** start of Input material **

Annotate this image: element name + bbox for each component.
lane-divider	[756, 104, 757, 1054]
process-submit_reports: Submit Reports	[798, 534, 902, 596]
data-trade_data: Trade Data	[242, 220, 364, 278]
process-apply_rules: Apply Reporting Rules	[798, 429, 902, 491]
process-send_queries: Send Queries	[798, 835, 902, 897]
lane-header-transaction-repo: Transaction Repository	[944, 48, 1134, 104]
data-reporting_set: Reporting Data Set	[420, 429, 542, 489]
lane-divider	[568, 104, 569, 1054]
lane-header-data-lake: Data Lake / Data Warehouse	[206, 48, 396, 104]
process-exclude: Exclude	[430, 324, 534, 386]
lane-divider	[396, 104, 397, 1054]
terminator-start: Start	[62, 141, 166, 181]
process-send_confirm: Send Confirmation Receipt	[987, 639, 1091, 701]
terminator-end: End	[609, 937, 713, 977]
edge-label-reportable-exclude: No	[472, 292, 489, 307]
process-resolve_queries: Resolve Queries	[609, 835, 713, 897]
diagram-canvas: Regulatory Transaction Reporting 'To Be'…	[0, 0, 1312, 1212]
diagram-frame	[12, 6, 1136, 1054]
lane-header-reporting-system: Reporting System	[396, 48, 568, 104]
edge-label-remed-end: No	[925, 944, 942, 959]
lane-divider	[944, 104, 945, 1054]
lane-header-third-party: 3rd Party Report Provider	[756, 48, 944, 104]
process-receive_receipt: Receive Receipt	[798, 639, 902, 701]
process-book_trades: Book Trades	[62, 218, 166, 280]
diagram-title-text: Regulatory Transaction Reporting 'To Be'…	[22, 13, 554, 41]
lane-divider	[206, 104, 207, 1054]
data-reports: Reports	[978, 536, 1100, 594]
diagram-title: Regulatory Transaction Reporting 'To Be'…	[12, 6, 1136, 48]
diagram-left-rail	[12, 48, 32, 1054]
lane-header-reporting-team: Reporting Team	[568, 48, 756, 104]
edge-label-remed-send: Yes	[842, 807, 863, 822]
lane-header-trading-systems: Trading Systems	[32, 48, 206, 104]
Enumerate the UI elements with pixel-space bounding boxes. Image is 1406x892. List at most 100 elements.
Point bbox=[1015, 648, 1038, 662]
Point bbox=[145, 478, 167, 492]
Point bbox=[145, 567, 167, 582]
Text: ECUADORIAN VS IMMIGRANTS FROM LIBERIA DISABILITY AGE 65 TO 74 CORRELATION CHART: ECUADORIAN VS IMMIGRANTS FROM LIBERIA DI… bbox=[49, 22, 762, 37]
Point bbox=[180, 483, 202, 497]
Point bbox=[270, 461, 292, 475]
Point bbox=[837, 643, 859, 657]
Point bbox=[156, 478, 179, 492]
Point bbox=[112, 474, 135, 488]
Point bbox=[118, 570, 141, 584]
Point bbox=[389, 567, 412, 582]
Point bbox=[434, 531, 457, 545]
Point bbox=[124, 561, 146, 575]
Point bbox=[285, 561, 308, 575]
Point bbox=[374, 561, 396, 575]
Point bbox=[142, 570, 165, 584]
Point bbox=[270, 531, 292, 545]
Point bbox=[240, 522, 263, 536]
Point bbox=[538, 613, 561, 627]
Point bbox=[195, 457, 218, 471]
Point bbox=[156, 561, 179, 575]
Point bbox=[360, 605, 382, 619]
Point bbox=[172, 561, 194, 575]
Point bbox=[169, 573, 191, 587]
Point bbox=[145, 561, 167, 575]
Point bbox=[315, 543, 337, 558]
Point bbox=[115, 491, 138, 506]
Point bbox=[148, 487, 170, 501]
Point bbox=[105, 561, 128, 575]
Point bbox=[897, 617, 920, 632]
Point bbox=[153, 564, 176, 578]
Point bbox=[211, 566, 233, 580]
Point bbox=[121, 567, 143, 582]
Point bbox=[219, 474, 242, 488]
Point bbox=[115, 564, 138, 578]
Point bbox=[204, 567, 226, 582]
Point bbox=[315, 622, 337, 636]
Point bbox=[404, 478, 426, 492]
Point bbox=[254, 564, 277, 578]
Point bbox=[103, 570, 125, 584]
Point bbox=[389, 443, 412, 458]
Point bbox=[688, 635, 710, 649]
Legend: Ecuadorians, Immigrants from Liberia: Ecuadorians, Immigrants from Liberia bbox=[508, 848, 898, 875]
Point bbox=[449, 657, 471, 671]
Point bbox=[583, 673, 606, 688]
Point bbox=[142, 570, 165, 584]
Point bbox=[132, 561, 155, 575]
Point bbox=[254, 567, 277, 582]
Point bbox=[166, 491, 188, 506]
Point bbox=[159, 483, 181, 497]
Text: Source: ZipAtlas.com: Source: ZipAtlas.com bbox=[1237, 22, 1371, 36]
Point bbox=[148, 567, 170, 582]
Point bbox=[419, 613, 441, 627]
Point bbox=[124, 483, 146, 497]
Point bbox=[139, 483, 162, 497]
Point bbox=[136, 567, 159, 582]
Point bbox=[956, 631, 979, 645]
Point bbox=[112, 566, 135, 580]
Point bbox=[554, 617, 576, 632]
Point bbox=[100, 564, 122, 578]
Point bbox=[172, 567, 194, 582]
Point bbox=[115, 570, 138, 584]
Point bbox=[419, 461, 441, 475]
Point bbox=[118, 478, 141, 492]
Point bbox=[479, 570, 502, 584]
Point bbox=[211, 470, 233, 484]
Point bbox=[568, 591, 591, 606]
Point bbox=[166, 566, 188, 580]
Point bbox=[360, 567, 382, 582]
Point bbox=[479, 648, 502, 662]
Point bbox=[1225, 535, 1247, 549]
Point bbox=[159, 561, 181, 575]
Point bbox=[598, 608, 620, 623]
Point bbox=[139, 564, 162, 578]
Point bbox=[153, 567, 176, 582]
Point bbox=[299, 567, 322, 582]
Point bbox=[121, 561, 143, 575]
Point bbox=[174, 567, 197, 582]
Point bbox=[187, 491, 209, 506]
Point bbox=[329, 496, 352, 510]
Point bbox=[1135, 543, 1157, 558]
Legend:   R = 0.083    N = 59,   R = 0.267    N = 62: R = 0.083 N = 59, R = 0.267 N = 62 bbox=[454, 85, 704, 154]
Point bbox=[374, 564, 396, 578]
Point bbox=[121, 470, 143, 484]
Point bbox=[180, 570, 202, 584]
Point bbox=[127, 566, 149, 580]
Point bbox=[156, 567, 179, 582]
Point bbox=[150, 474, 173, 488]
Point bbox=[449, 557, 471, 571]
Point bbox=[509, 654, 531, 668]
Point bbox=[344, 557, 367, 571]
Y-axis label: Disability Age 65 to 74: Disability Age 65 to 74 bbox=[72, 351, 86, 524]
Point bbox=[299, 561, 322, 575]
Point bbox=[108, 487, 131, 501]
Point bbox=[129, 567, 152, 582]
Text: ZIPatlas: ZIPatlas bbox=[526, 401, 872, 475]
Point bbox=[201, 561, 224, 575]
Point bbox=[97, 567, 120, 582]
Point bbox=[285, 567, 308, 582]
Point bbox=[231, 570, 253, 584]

** end of Input material **

_Work to do_:
Can you reproduce the full listing above line for line, keeping every character unchanged?

_Solution for this exercise_:
Annotate this image: element name + bbox for each component.
lane-divider	[756, 104, 757, 1054]
process-submit_reports: Submit Reports	[798, 534, 902, 596]
data-trade_data: Trade Data	[242, 220, 364, 278]
process-apply_rules: Apply Reporting Rules	[798, 429, 902, 491]
process-send_queries: Send Queries	[798, 835, 902, 897]
lane-header-transaction-repo: Transaction Repository	[944, 48, 1134, 104]
data-reporting_set: Reporting Data Set	[420, 429, 542, 489]
lane-divider	[568, 104, 569, 1054]
lane-header-data-lake: Data Lake / Data Warehouse	[206, 48, 396, 104]
process-exclude: Exclude	[430, 324, 534, 386]
lane-divider	[396, 104, 397, 1054]
terminator-start: Start	[62, 141, 166, 181]
process-send_confirm: Send Confirmation Receipt	[987, 639, 1091, 701]
terminator-end: End	[609, 937, 713, 977]
edge-label-reportable-exclude: No	[472, 292, 489, 307]
process-resolve_queries: Resolve Queries	[609, 835, 713, 897]
diagram-canvas: Regulatory Transaction Reporting 'To Be'…	[0, 0, 1312, 1212]
diagram-frame	[12, 6, 1136, 1054]
lane-header-reporting-system: Reporting System	[396, 48, 568, 104]
edge-label-remed-end: No	[925, 944, 942, 959]
lane-divider	[944, 104, 945, 1054]
lane-header-third-party: 3rd Party Report Provider	[756, 48, 944, 104]
process-receive_receipt: Receive Receipt	[798, 639, 902, 701]
process-book_trades: Book Trades	[62, 218, 166, 280]
diagram-title-text: Regulatory Transaction Reporting 'To Be'…	[22, 13, 554, 41]
lane-divider	[206, 104, 207, 1054]
data-reports: Reports	[978, 536, 1100, 594]
diagram-title: Regulatory Transaction Reporting 'To Be'…	[12, 6, 1136, 48]
diagram-left-rail	[12, 48, 32, 1054]
lane-header-reporting-team: Reporting Team	[568, 48, 756, 104]
edge-label-remed-send: Yes	[842, 807, 863, 822]
lane-header-trading-systems: Trading Systems	[32, 48, 206, 104]
Enumerate the UI elements with pixel-space bounding boxes. Image is 1406x892. List at most 100 elements.
Point bbox=[1015, 648, 1038, 662]
Point bbox=[145, 478, 167, 492]
Point bbox=[145, 567, 167, 582]
Text: ECUADORIAN VS IMMIGRANTS FROM LIBERIA DISABILITY AGE 65 TO 74 CORRELATION CHART: ECUADORIAN VS IMMIGRANTS FROM LIBERIA DI… bbox=[49, 22, 762, 37]
Point bbox=[180, 483, 202, 497]
Point bbox=[270, 461, 292, 475]
Point bbox=[837, 643, 859, 657]
Point bbox=[156, 478, 179, 492]
Point bbox=[112, 474, 135, 488]
Point bbox=[118, 570, 141, 584]
Point bbox=[389, 567, 412, 582]
Point bbox=[434, 531, 457, 545]
Point bbox=[124, 561, 146, 575]
Point bbox=[285, 561, 308, 575]
Point bbox=[374, 561, 396, 575]
Point bbox=[142, 570, 165, 584]
Point bbox=[270, 531, 292, 545]
Point bbox=[240, 522, 263, 536]
Point bbox=[538, 613, 561, 627]
Point bbox=[195, 457, 218, 471]
Point bbox=[156, 561, 179, 575]
Point bbox=[360, 605, 382, 619]
Point bbox=[172, 561, 194, 575]
Point bbox=[169, 573, 191, 587]
Point bbox=[145, 561, 167, 575]
Point bbox=[315, 543, 337, 558]
Point bbox=[115, 491, 138, 506]
Point bbox=[148, 487, 170, 501]
Point bbox=[105, 561, 128, 575]
Point bbox=[897, 617, 920, 632]
Point bbox=[153, 564, 176, 578]
Point bbox=[211, 566, 233, 580]
Point bbox=[121, 567, 143, 582]
Point bbox=[219, 474, 242, 488]
Point bbox=[115, 564, 138, 578]
Point bbox=[204, 567, 226, 582]
Point bbox=[315, 622, 337, 636]
Point bbox=[404, 478, 426, 492]
Point bbox=[254, 564, 277, 578]
Point bbox=[103, 570, 125, 584]
Point bbox=[389, 443, 412, 458]
Point bbox=[688, 635, 710, 649]
Legend: Ecuadorians, Immigrants from Liberia: Ecuadorians, Immigrants from Liberia bbox=[508, 848, 898, 875]
Point bbox=[449, 657, 471, 671]
Point bbox=[583, 673, 606, 688]
Point bbox=[142, 570, 165, 584]
Point bbox=[132, 561, 155, 575]
Point bbox=[254, 567, 277, 582]
Point bbox=[166, 491, 188, 506]
Point bbox=[159, 483, 181, 497]
Text: Source: ZipAtlas.com: Source: ZipAtlas.com bbox=[1237, 22, 1371, 36]
Point bbox=[148, 567, 170, 582]
Point bbox=[419, 613, 441, 627]
Point bbox=[124, 483, 146, 497]
Point bbox=[139, 483, 162, 497]
Point bbox=[136, 567, 159, 582]
Point bbox=[956, 631, 979, 645]
Point bbox=[112, 566, 135, 580]
Point bbox=[554, 617, 576, 632]
Point bbox=[100, 564, 122, 578]
Point bbox=[172, 567, 194, 582]
Point bbox=[115, 570, 138, 584]
Point bbox=[419, 461, 441, 475]
Point bbox=[118, 478, 141, 492]
Point bbox=[479, 570, 502, 584]
Point bbox=[211, 470, 233, 484]
Point bbox=[568, 591, 591, 606]
Point bbox=[166, 566, 188, 580]
Point bbox=[360, 567, 382, 582]
Point bbox=[479, 648, 502, 662]
Point bbox=[1225, 535, 1247, 549]
Point bbox=[159, 561, 181, 575]
Point bbox=[598, 608, 620, 623]
Point bbox=[139, 564, 162, 578]
Point bbox=[153, 567, 176, 582]
Point bbox=[299, 567, 322, 582]
Point bbox=[121, 561, 143, 575]
Point bbox=[174, 567, 197, 582]
Point bbox=[187, 491, 209, 506]
Point bbox=[329, 496, 352, 510]
Point bbox=[1135, 543, 1157, 558]
Legend:   R = 0.083    N = 59,   R = 0.267    N = 62: R = 0.083 N = 59, R = 0.267 N = 62 bbox=[454, 85, 704, 154]
Point bbox=[374, 564, 396, 578]
Point bbox=[121, 470, 143, 484]
Point bbox=[180, 570, 202, 584]
Point bbox=[127, 566, 149, 580]
Point bbox=[156, 567, 179, 582]
Point bbox=[150, 474, 173, 488]
Point bbox=[449, 557, 471, 571]
Point bbox=[509, 654, 531, 668]
Point bbox=[344, 557, 367, 571]
Y-axis label: Disability Age 65 to 74: Disability Age 65 to 74 bbox=[72, 351, 86, 524]
Point bbox=[299, 561, 322, 575]
Point bbox=[108, 487, 131, 501]
Point bbox=[129, 567, 152, 582]
Text: ZIPatlas: ZIPatlas bbox=[526, 401, 872, 475]
Point bbox=[201, 561, 224, 575]
Point bbox=[97, 567, 120, 582]
Point bbox=[285, 567, 308, 582]
Point bbox=[231, 570, 253, 584]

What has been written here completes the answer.